[Collected data entries]
************
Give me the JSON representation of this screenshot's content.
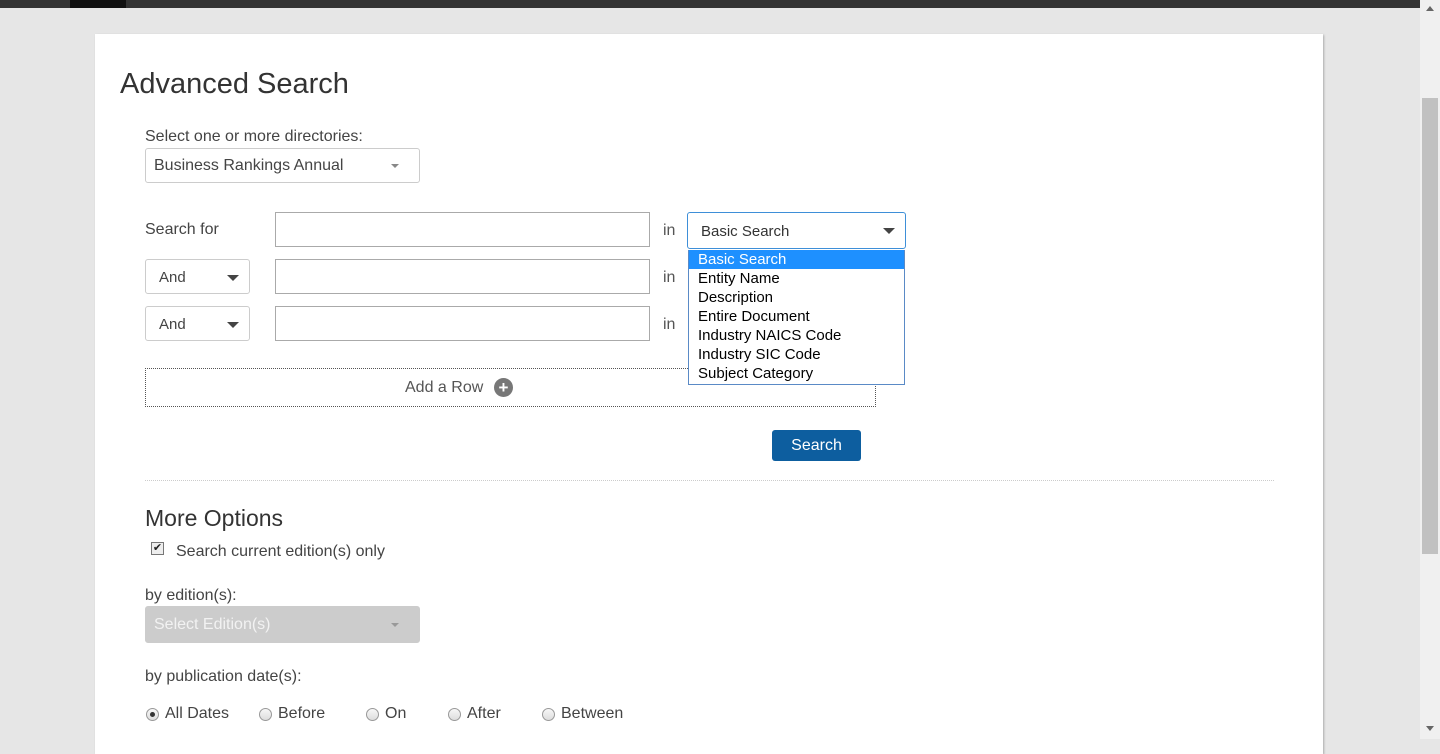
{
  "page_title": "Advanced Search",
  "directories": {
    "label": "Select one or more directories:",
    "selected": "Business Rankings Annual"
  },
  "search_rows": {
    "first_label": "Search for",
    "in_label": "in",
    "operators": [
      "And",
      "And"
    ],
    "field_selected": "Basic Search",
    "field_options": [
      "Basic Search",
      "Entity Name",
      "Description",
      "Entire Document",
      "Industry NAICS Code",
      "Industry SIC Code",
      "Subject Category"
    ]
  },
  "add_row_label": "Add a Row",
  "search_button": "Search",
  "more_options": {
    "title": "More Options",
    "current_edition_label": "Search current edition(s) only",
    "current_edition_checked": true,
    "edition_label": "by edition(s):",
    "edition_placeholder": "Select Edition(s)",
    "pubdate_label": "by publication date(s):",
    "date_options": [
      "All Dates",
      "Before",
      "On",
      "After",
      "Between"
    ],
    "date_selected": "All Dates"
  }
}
************
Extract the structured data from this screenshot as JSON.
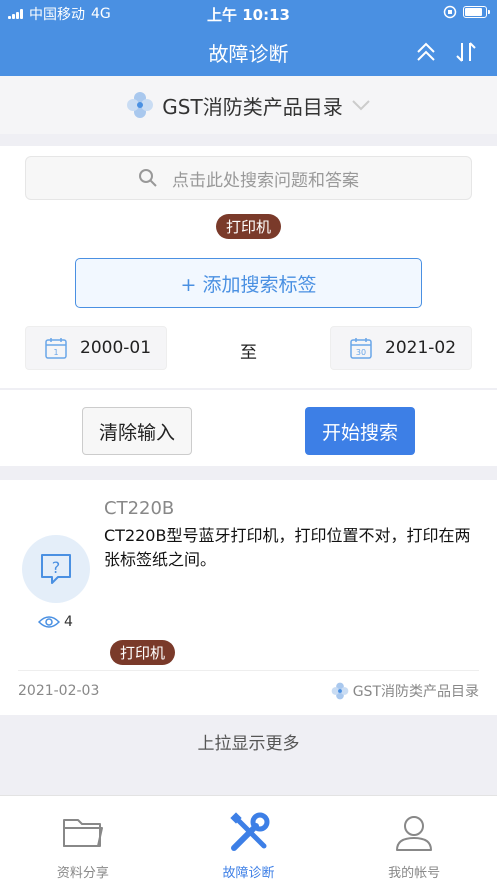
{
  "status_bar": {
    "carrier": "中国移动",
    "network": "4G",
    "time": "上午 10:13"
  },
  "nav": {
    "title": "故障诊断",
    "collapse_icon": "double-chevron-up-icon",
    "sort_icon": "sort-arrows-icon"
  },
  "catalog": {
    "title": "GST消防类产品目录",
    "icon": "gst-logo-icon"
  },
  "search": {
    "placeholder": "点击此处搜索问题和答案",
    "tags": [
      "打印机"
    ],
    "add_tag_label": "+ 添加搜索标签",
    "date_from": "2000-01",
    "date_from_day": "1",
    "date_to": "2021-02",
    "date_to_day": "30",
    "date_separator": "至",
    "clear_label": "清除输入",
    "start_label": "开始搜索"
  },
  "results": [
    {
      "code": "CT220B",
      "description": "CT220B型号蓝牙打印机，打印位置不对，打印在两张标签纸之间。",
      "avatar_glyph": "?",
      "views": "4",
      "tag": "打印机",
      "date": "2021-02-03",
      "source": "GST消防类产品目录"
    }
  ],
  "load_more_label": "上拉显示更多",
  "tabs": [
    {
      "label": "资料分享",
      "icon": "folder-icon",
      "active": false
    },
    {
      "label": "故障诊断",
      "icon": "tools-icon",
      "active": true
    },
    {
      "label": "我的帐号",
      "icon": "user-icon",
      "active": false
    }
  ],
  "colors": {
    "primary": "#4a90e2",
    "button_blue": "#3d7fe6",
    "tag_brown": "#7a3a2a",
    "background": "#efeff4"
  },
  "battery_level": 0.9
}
************
> [Stated task] Read through the lines above and collect those that contain the string "this".

> [Right answer]
Give me the JSON representation of this screenshot's content.
Extract the structured data from this screenshot as JSON.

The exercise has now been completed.